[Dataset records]
......

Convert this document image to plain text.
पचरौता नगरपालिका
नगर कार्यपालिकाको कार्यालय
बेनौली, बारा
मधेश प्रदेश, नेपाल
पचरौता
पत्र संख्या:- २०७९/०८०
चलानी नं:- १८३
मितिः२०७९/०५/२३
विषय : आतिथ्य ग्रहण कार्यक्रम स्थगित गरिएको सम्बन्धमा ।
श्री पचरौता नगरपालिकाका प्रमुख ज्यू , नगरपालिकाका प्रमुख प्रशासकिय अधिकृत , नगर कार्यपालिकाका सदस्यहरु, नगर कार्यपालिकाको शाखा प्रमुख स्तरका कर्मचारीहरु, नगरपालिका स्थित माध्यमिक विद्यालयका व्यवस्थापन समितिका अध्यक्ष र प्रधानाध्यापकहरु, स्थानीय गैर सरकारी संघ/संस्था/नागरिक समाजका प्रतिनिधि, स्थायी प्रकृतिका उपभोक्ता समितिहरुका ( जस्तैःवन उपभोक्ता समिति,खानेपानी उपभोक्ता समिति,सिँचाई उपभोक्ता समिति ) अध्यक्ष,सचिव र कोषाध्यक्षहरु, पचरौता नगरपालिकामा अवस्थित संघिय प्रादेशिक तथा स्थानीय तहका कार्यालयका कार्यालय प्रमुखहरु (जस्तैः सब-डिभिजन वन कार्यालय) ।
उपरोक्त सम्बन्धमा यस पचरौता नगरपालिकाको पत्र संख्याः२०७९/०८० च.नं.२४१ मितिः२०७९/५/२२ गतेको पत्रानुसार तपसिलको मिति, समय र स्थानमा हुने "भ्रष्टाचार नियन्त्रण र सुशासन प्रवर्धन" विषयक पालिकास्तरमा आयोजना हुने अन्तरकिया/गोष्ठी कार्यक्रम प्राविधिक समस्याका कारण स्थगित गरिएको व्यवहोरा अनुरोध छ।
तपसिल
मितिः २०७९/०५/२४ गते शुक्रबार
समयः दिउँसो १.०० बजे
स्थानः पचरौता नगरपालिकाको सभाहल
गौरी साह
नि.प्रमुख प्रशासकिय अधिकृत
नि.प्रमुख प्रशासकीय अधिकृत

......

● **TASK GOAL**: Pick out every line above that contains the word "नगरप" and copy it.

● **FINISHED ANSWER**:
पचरौता नगरपालिका
श्री पचरौता नगरपालिकाका प्रमुख ज्यू , नगरपालिकाका प्रमुख प्रशासकिय अधिकृत , नगर कार्यपालिकाका सदस्यहरु, नगर कार्यपालिकाको शाखा प्रमुख स्तरका कर्मचारीहरु, नगरपालिका स्थित माध्यमिक विद्यालयका व्यवस्थापन समितिका अध्यक्ष र प्रधानाध्यापकहरु, स्थानीय गैर सरकारी संघ/संस्था/नागरिक समाजका प्रतिनिधि, स्थायी प्रकृतिका उपभोक्ता समितिहरुका ( जस्तैःवन उपभोक्ता समिति,खानेपानी उपभोक्ता समिति,सिँचाई उपभोक्ता समिति ) अध्यक्ष,सचिव र कोषाध्यक्षहरु, पचरौता नगरपालिकामा अवस्थित संघिय प्रादेशिक तथा स्थानीय तहका कार्यालयका कार्यालय प्रमुखहरु (जस्तैः सब-डिभिजन वन कार्यालय) ।
उपरोक्त सम्बन्धमा यस पचरौता नगरपालिकाको पत्र संख्याः२०७९/०८० च.नं.२४१ मितिः२०७९/५/२२ गतेको पत्रानुसार तपसिलको मिति, समय र स्थानमा हुने "भ्रष्टाचार नियन्त्रण र सुशासन प्रवर्धन" विषयक पालिकास्तरमा आयोजना हुने अन्तरकिया/गोष्ठी कार्यक्रम प्राविधिक समस्याका कारण स्थगित गरिएको व्यवहोरा अनुरोध छ।
स्थानः पचरौता नगरपालिकाको सभाहल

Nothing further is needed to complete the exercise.